INSTRUCTIONS TO FOLLOW ->
Copy every line from the material below that holds "type".

TASK INPUT ->

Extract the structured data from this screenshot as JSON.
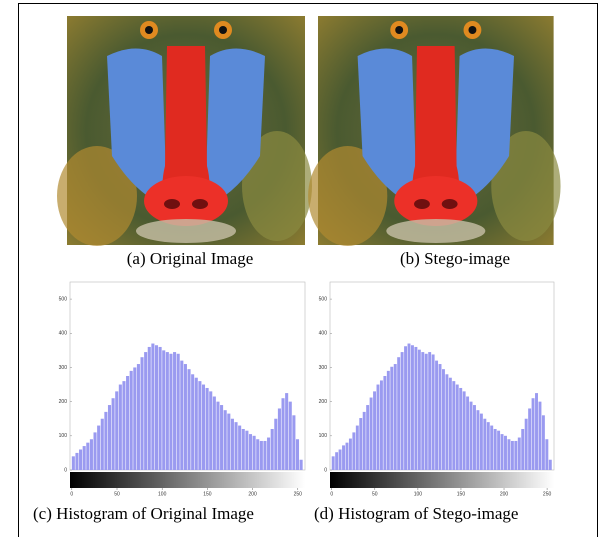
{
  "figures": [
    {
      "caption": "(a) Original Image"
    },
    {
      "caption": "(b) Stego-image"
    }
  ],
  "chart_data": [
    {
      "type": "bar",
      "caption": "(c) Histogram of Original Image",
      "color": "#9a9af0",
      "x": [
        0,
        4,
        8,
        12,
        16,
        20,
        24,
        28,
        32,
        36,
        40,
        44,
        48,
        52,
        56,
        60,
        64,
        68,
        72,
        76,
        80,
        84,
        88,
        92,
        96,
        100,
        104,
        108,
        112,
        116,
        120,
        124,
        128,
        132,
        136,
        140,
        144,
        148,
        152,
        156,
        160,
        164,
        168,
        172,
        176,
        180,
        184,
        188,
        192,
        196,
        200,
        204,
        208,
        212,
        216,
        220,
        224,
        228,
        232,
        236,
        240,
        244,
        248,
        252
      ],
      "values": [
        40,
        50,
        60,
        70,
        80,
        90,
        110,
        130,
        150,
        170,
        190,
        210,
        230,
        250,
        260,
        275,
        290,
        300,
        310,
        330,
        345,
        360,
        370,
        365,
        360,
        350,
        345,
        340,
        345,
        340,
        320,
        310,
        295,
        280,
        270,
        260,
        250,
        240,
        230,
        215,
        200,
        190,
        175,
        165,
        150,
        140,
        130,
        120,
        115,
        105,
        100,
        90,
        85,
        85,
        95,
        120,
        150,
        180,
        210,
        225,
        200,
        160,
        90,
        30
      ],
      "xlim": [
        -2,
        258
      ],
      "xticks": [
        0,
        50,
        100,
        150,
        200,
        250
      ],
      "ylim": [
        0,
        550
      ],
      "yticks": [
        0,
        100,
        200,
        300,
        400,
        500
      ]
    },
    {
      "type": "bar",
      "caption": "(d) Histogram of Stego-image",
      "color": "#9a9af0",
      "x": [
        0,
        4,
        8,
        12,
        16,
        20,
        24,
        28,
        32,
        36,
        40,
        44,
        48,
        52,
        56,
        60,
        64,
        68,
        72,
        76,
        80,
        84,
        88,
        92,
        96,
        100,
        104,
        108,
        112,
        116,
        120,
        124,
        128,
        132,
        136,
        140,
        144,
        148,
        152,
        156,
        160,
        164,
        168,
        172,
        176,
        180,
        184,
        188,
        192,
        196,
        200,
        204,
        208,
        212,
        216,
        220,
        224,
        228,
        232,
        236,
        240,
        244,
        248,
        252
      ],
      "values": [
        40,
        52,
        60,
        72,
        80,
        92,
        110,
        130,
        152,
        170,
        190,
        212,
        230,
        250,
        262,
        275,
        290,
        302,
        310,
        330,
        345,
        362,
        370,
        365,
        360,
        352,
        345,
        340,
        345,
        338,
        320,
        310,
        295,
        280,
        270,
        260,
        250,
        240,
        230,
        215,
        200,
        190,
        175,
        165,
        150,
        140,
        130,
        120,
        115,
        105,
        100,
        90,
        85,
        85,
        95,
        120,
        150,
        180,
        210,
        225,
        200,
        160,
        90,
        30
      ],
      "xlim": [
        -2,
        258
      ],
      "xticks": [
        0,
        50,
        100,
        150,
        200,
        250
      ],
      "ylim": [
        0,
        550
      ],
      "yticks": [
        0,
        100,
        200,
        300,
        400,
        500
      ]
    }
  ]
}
--
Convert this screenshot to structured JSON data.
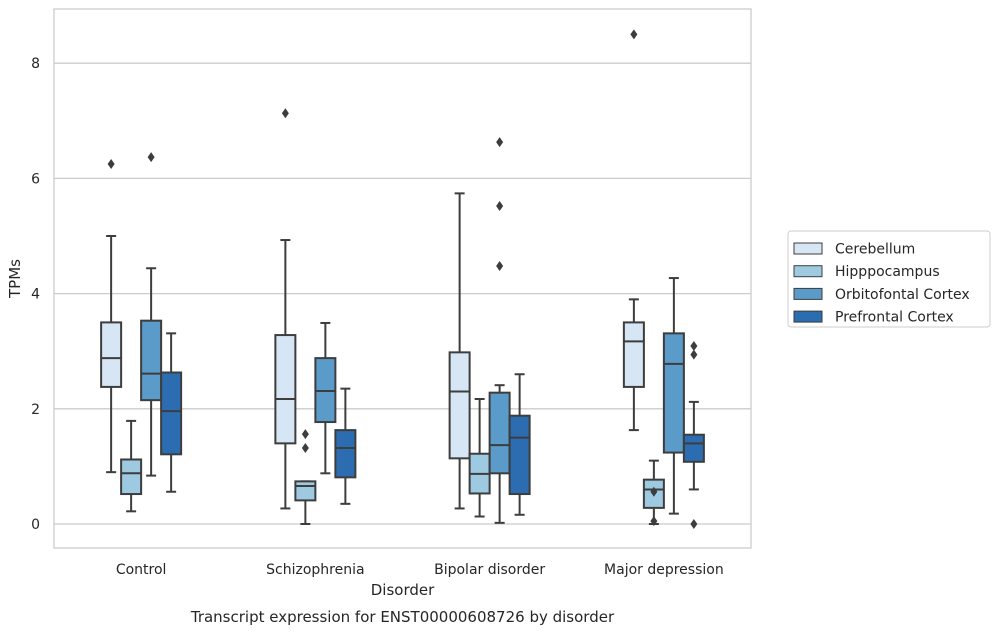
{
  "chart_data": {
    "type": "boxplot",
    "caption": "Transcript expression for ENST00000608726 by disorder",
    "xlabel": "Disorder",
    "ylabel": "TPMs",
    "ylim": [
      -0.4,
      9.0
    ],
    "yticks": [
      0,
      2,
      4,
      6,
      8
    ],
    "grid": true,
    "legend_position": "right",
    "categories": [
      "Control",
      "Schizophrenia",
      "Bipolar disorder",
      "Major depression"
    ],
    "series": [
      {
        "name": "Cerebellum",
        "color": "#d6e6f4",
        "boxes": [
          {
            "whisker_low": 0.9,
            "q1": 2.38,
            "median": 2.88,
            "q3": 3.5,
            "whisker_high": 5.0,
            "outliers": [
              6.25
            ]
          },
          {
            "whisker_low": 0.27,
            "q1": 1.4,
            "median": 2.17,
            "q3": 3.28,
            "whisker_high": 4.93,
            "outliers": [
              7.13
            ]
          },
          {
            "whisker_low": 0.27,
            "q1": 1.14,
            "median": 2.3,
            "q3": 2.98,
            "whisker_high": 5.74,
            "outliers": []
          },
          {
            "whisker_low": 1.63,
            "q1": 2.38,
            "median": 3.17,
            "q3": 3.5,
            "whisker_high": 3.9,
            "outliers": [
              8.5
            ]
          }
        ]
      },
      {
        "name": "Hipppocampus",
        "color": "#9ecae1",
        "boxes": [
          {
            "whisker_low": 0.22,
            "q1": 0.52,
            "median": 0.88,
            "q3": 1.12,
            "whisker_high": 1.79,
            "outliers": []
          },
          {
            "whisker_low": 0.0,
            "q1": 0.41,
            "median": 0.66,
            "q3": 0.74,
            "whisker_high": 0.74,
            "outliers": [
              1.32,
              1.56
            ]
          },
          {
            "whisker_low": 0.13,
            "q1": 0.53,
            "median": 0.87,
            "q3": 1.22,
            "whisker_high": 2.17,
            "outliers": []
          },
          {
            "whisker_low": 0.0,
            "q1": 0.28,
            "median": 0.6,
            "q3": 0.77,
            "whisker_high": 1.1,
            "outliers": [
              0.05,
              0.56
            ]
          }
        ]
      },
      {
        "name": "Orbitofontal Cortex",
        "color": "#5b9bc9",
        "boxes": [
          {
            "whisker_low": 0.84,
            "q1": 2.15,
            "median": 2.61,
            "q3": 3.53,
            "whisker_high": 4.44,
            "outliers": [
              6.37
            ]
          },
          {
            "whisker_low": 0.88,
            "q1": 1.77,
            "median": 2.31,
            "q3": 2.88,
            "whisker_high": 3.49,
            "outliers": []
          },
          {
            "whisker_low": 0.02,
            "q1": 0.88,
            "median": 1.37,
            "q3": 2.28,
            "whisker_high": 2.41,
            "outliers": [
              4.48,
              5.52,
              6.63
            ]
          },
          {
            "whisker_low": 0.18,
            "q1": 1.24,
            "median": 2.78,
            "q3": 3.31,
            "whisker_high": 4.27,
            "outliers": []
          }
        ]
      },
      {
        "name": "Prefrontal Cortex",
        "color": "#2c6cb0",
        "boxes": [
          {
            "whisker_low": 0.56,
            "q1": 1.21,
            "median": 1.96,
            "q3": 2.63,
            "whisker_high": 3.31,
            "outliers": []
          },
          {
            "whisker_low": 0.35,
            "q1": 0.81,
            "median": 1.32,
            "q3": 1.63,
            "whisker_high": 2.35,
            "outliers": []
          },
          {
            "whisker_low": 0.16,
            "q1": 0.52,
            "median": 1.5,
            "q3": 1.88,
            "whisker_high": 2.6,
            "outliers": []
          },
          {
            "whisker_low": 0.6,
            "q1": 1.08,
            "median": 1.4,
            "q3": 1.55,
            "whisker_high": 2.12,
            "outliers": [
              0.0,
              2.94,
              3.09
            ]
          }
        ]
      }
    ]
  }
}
--
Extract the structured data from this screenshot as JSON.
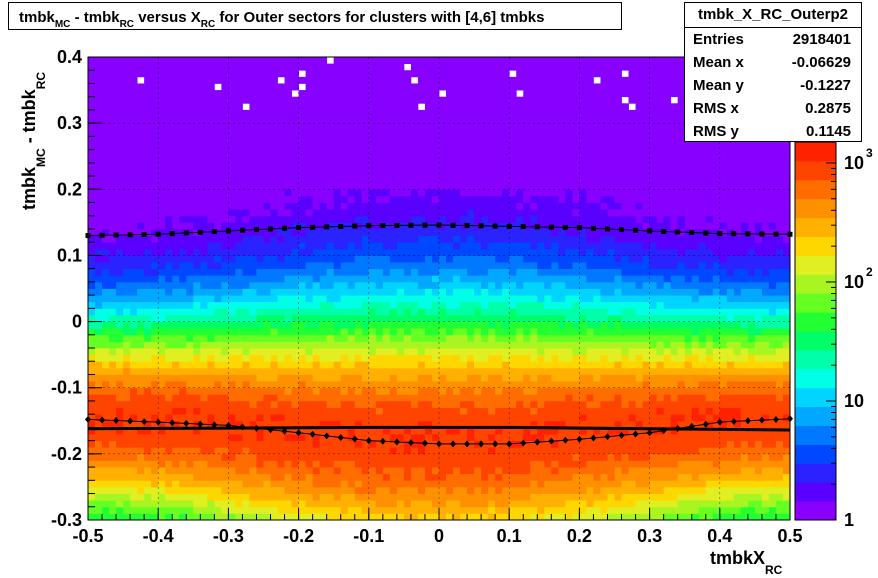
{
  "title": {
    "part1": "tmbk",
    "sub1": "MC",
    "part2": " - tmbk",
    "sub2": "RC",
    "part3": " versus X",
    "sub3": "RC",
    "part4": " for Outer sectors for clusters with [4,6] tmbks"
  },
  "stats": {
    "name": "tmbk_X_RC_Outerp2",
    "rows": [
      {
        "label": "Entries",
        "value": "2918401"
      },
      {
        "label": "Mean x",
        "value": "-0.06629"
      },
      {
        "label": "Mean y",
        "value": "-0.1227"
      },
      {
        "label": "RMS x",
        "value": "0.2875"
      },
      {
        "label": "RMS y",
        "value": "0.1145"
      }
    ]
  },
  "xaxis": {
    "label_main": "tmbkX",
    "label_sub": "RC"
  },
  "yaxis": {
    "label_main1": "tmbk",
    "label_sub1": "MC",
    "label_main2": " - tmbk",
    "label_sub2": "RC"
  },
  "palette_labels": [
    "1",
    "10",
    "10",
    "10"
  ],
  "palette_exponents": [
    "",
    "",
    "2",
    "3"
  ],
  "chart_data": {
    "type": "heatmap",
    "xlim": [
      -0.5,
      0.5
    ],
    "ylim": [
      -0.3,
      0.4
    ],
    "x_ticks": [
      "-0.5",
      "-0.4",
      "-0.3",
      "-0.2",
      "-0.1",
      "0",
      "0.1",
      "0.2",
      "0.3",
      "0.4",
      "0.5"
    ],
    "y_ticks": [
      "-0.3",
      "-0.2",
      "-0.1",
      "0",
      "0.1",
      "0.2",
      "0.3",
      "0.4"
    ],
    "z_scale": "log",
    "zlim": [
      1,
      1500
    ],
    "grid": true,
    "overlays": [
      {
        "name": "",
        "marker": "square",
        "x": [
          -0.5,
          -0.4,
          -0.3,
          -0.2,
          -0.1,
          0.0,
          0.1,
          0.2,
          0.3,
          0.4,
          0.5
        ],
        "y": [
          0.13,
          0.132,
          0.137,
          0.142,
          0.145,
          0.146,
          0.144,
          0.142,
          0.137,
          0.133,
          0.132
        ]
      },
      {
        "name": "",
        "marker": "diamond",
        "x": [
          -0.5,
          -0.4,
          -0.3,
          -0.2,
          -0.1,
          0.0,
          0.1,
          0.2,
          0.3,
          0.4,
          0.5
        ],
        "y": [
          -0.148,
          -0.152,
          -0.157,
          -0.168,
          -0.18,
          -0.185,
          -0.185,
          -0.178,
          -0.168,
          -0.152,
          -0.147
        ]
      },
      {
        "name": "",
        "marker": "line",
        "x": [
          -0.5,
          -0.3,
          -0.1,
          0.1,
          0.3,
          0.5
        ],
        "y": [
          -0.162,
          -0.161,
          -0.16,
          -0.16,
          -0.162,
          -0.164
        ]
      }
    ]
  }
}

SOLUTION ->
      "type": "bar",
      "type": "bar",
    "type": "boxplot",
    "type": "heatmap",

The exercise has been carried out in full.